# start of Exercise material

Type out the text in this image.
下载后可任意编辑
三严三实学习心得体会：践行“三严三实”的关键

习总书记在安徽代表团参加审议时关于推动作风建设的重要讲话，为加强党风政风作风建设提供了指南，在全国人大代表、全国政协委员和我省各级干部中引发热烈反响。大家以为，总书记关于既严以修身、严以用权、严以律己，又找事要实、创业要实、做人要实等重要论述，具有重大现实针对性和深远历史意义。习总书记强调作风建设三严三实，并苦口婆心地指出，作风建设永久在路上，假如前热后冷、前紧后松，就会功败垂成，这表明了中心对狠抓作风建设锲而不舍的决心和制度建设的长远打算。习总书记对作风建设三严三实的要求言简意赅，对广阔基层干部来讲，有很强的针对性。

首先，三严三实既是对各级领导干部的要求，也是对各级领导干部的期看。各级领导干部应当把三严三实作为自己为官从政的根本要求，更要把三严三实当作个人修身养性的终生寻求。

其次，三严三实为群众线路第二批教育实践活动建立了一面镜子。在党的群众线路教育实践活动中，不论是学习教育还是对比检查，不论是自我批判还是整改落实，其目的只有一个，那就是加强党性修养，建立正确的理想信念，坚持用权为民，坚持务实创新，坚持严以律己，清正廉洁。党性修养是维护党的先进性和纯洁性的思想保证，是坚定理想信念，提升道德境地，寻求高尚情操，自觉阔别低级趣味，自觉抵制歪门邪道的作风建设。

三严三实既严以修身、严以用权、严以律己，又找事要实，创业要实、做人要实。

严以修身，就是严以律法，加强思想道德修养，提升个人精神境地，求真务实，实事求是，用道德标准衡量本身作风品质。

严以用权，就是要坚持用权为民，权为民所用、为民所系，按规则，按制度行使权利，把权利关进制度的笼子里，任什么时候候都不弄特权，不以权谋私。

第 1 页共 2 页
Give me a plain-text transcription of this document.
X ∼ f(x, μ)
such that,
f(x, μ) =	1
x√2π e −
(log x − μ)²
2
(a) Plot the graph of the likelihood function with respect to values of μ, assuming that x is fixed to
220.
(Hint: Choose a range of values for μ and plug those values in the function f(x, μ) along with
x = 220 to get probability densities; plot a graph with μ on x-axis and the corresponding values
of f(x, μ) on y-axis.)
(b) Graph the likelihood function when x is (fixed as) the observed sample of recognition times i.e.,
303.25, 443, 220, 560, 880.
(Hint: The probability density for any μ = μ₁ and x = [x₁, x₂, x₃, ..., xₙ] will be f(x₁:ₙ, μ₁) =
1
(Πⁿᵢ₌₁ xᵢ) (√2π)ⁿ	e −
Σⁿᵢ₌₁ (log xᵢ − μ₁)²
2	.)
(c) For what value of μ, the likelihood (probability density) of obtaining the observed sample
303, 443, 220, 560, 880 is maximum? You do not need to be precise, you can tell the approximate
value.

# end of Exercise material

## What needs to be done
Give an exact copy of all the data shown above.

## Written response
Type out the text in this image.
下载后可任意编辑
三严三实学习心得体会：践行“三严三实”的关键

习总书记在安徽代表团参加审议时关于推动作风建设的重要讲话，为加强党风政风作风建设提供了指南，在全国人大代表、全国政协委员和我省各级干部中引发热烈反响。大家以为，总书记关于既严以修身、严以用权、严以律己，又找事要实、创业要实、做人要实等重要论述，具有重大现实针对性和深远历史意义。习总书记强调作风建设三严三实，并苦口婆心地指出，作风建设永久在路上，假如前热后冷、前紧后松，就会功败垂成，这表明了中心对狠抓作风建设锲而不舍的决心和制度建设的长远打算。习总书记对作风建设三严三实的要求言简意赅，对广阔基层干部来讲，有很强的针对性。

首先，三严三实既是对各级领导干部的要求，也是对各级领导干部的期看。各级领导干部应当把三严三实作为自己为官从政的根本要求，更要把三严三实当作个人修身养性的终生寻求。

其次，三严三实为群众线路第二批教育实践活动建立了一面镜子。在党的群众线路教育实践活动中，不论是学习教育还是对比检查，不论是自我批判还是整改落实，其目的只有一个，那就是加强党性修养，建立正确的理想信念，坚持用权为民，坚持务实创新，坚持严以律己，清正廉洁。党性修养是维护党的先进性和纯洁性的思想保证，是坚定理想信念，提升道德境地，寻求高尚情操，自觉阔别低级趣味，自觉抵制歪门邪道的作风建设。

三严三实既严以修身、严以用权、严以律己，又找事要实，创业要实、做人要实。

严以修身，就是严以律法，加强思想道德修养，提升个人精神境地，求真务实，实事求是，用道德标准衡量本身作风品质。

严以用权，就是要坚持用权为民，权为民所用、为民所系，按规则，按制度行使权利，把权利关进制度的笼子里，任什么时候候都不弄特权，不以权谋私。

第 1 页共 2 页
Give me a plain-text transcription of this document.
X ∼ f(x, μ)
such that,
f(x, μ) =	1
x√2π e −
(log x − μ)²
2
(a) Plot the graph of the likelihood function with respect to values of μ, assuming that x is fixed to
220.
(Hint: Choose a range of values for μ and plug those values in the function f(x, μ) along with
x = 220 to get probability densities; plot a graph with μ on x-axis and the corresponding values
of f(x, μ) on y-axis.)
(b) Graph the likelihood function when x is (fixed as) the observed sample of recognition times i.e.,
303.25, 443, 220, 560, 880.
(Hint: The probability density for any μ = μ₁ and x = [x₁, x₂, x₃, ..., xₙ] will be f(x₁:ₙ, μ₁) =
1
(Πⁿᵢ₌₁ xᵢ) (√2π)ⁿ	e −
Σⁿᵢ₌₁ (log xᵢ − μ₁)²
2	.)
(c) For what value of μ, the likelihood (probability density) of obtaining the observed sample
303, 443, 220, 560, 880 is maximum? You do not need to be precise, you can tell the approximate
value.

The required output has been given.